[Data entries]
= = =

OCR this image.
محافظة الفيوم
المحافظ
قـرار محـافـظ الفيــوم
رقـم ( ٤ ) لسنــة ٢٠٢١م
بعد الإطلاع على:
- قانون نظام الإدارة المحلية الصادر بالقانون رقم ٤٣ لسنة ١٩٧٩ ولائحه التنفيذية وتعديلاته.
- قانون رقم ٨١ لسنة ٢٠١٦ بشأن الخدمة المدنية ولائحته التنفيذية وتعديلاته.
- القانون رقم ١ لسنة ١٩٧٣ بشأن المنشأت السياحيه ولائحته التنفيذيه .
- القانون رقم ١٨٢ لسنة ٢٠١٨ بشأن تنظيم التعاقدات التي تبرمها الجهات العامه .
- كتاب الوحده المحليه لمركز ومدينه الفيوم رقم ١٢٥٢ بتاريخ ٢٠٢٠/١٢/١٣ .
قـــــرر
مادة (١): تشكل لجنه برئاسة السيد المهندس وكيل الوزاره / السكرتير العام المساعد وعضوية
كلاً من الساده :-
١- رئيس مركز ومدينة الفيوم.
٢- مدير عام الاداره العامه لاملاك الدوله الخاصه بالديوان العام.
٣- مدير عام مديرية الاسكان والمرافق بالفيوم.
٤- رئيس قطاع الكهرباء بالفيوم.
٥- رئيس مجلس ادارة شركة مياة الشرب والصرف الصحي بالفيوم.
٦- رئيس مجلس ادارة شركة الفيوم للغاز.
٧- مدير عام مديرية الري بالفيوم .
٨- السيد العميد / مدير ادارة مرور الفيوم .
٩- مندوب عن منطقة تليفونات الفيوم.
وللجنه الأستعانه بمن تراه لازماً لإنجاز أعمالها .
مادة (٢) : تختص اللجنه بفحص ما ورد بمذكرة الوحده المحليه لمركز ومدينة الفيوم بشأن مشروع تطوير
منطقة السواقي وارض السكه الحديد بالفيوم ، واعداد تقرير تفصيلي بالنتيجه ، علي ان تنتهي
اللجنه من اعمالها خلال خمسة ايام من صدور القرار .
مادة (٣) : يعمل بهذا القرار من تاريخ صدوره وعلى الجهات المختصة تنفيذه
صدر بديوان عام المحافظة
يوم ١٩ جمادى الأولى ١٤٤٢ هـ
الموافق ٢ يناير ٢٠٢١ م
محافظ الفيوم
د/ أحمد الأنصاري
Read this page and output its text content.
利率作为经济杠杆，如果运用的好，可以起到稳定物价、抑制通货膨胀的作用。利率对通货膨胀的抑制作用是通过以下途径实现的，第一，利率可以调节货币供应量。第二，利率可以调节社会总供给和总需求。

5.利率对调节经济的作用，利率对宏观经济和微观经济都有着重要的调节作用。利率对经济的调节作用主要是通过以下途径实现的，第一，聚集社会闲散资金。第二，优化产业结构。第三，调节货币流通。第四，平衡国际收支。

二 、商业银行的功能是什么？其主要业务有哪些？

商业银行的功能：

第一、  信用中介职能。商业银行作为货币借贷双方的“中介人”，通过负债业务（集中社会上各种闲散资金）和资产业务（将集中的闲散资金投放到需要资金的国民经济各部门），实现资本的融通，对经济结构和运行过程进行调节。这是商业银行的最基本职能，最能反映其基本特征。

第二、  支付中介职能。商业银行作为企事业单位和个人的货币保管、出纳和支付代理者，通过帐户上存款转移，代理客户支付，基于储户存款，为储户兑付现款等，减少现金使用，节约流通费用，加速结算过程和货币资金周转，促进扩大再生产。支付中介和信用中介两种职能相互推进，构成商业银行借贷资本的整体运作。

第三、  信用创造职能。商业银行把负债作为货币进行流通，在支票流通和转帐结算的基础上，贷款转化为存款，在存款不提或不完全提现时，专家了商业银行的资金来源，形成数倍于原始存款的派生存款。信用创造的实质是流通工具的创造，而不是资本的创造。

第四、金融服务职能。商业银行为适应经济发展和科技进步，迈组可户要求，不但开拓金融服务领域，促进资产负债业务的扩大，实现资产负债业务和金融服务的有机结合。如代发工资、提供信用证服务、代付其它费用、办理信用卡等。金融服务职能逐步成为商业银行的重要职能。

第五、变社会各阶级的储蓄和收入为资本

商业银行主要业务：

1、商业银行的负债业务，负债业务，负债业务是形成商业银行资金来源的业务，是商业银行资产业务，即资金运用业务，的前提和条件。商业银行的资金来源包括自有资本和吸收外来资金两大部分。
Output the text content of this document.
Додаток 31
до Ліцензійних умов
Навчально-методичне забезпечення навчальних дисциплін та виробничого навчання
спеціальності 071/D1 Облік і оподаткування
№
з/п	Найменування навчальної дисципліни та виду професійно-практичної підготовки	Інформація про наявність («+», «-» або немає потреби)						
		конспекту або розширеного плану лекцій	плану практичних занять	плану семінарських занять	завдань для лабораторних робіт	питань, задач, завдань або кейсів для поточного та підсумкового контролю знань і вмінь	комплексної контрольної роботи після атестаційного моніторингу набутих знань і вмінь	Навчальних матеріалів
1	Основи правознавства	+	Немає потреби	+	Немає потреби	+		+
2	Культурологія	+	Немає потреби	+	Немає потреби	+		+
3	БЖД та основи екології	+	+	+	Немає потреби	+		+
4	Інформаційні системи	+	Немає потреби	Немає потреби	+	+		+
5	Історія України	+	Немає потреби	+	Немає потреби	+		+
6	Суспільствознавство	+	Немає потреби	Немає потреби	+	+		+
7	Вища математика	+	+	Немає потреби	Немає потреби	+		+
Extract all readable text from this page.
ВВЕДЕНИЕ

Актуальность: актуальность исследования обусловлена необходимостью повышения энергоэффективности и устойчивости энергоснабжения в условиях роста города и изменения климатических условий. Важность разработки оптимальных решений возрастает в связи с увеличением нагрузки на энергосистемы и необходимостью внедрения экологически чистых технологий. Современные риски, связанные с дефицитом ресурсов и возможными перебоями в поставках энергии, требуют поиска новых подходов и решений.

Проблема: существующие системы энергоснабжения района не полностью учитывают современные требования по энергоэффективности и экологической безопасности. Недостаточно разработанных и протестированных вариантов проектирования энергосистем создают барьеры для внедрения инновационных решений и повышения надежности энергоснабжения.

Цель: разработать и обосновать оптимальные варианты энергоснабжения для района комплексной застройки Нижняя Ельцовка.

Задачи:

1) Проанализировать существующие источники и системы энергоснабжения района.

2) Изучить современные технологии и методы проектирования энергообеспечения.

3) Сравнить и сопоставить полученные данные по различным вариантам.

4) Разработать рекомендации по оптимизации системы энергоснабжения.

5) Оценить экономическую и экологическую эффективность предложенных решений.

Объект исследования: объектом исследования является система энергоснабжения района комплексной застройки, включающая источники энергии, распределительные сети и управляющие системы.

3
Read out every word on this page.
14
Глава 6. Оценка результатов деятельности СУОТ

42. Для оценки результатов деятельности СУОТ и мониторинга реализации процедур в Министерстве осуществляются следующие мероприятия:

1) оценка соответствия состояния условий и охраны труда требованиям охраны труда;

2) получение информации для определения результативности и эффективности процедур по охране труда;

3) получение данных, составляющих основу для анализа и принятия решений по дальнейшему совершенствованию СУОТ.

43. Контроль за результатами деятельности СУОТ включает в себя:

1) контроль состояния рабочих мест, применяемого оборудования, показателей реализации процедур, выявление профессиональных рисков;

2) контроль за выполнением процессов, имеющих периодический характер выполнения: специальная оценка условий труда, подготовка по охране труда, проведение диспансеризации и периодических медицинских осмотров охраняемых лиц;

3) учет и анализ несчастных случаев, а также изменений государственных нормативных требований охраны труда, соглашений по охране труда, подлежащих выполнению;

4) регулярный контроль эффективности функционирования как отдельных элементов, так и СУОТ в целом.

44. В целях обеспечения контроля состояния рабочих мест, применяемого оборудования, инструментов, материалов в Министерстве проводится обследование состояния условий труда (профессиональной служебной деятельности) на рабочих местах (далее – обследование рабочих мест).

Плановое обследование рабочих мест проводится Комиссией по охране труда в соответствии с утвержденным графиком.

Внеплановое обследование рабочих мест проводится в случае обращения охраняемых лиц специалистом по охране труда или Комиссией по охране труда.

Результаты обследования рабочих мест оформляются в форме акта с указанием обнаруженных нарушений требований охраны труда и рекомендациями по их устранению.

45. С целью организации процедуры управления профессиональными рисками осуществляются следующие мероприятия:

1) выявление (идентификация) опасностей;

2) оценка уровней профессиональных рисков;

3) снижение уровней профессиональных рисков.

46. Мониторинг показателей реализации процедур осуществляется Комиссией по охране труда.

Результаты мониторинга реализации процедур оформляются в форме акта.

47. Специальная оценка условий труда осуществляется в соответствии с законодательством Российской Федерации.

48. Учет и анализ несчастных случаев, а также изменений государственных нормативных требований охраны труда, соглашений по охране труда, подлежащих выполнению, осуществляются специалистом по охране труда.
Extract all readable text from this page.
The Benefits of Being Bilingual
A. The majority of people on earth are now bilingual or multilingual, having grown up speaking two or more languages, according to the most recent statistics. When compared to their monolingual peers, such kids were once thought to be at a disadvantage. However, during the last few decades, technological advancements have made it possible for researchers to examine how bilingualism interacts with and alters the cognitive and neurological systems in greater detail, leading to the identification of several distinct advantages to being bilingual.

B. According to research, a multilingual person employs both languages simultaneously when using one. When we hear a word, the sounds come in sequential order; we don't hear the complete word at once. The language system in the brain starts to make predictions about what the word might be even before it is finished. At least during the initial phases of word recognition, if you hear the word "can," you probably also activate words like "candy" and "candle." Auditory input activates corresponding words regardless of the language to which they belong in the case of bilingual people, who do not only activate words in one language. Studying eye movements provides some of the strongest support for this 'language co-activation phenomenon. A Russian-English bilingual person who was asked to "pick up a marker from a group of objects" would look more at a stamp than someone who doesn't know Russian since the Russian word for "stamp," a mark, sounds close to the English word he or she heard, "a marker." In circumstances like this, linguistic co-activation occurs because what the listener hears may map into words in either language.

= = =

## WHAT NEEDS TO BE DONE
Identify and copy the lines holding the word "подлежащих".

## RESULT OF THIS TASK
3) учет и анализ несчастных случаев, а также изменений государственных нормативных требований охраны труда, соглашений по охране труда, подлежащих выполнению;
48. Учет и анализ несчастных случаев, а также изменений государственных нормативных требований охраны труда, соглашений по охране труда, подлежащих выполнению, осуществляются специалистом по охране труда.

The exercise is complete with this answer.